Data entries
══════

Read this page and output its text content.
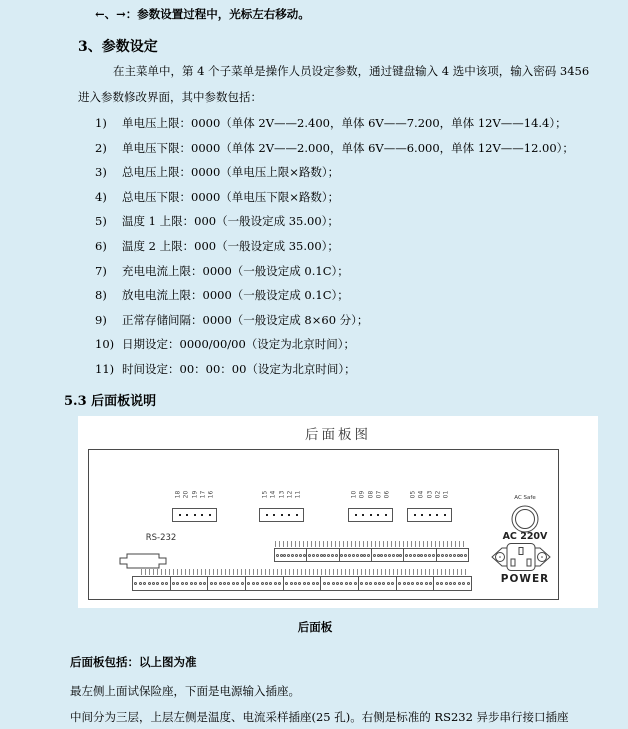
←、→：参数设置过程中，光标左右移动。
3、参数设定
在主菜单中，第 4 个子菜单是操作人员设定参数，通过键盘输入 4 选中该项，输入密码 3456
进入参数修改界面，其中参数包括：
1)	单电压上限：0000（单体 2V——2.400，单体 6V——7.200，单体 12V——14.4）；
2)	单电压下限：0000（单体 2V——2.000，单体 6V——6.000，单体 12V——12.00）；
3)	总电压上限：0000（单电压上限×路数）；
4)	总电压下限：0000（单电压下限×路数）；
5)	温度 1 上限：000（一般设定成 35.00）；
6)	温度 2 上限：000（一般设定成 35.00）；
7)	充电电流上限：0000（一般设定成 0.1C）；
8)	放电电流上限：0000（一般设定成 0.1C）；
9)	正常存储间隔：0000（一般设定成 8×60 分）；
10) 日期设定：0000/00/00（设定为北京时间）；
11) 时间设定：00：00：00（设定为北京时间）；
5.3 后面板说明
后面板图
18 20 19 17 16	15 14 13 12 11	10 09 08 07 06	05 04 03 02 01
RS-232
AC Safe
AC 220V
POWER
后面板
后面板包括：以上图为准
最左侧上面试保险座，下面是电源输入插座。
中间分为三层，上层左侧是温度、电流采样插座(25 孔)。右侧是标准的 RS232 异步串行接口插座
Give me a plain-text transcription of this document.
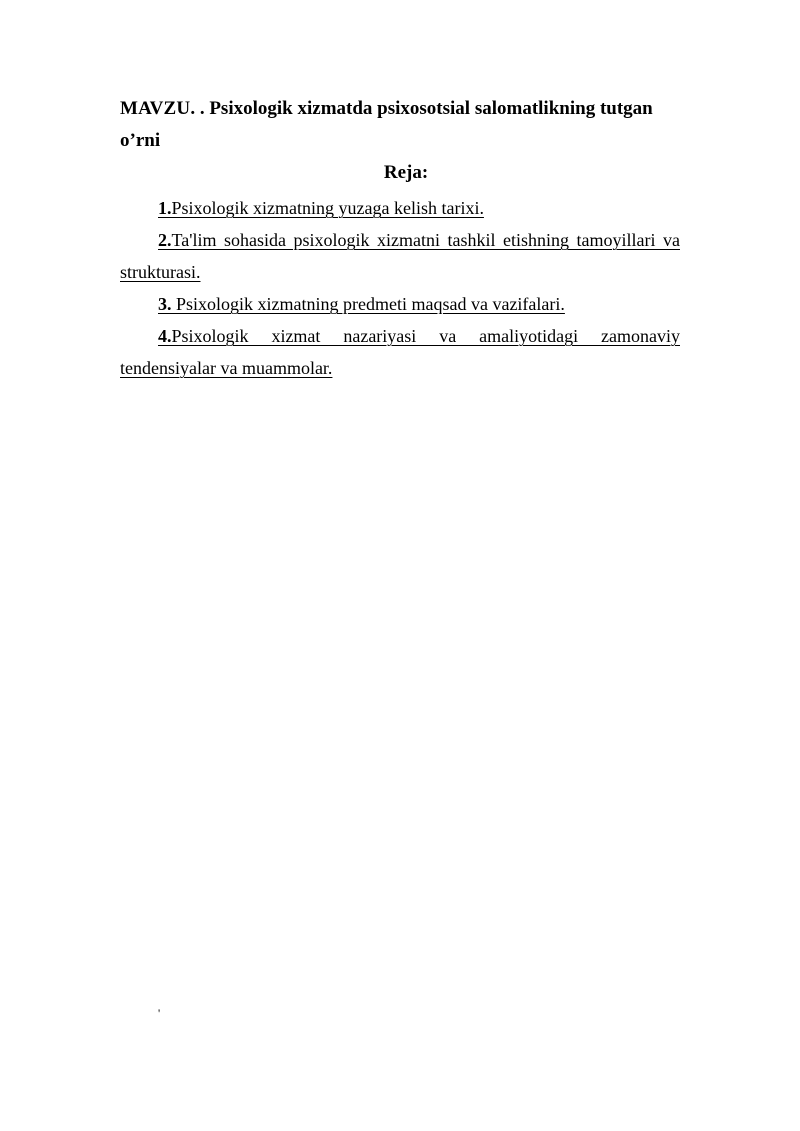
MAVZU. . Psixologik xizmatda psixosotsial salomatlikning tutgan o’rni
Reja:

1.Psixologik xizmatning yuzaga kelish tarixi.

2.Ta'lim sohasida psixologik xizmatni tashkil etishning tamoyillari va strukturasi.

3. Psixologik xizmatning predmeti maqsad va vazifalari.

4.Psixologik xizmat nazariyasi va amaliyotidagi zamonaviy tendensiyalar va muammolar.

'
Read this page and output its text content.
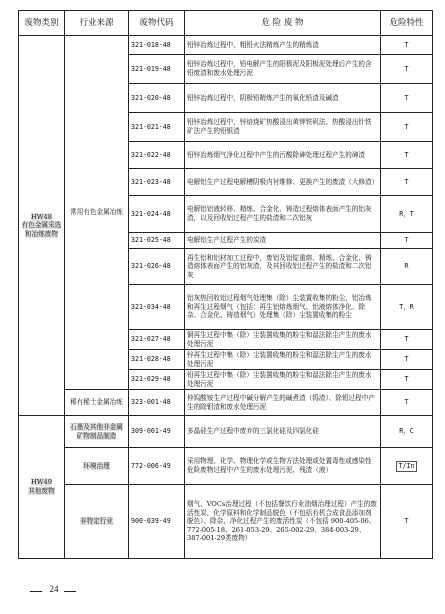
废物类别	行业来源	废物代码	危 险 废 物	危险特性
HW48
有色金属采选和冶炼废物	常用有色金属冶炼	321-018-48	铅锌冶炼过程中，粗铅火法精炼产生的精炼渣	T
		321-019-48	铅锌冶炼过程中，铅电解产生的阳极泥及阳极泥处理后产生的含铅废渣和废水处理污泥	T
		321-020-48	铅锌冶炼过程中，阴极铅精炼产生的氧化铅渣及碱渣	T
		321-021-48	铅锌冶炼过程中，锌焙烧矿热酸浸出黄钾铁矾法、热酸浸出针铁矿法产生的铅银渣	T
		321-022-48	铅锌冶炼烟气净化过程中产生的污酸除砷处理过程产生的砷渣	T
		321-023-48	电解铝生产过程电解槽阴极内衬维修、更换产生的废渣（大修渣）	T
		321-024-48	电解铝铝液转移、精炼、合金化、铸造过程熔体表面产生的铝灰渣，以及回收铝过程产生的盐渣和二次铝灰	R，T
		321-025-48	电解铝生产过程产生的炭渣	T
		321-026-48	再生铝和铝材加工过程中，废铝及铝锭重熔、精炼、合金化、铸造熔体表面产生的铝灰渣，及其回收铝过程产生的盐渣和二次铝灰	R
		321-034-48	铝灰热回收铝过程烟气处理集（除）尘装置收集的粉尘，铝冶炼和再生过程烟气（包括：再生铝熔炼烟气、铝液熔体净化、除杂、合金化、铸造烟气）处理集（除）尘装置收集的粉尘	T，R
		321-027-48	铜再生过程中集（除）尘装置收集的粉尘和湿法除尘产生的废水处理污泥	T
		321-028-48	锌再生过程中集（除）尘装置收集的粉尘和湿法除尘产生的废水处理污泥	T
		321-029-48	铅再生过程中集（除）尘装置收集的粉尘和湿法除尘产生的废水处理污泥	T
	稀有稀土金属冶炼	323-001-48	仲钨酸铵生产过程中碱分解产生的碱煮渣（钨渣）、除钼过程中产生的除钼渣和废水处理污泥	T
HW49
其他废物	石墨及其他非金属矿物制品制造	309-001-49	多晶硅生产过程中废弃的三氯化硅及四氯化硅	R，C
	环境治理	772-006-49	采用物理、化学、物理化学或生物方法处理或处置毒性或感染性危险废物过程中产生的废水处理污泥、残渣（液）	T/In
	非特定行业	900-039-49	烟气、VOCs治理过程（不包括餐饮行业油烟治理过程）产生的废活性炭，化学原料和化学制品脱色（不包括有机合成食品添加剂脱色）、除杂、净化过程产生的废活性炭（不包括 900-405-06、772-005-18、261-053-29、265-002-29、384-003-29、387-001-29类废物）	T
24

══════

◆ **Given exercise**
Copy all lines from the material that hold "一般设定成".

◆ **Task answer**
5)	温度 1 上限：000（一般设定成 35.00）；
6)	温度 2 上限：000（一般设定成 35.00）；
7)	充电电流上限：0000（一般设定成 0.1C）；
8)	放电电流上限：0000（一般设定成 0.1C）；
9)	正常存储间隔：0000（一般设定成 8×60 分）；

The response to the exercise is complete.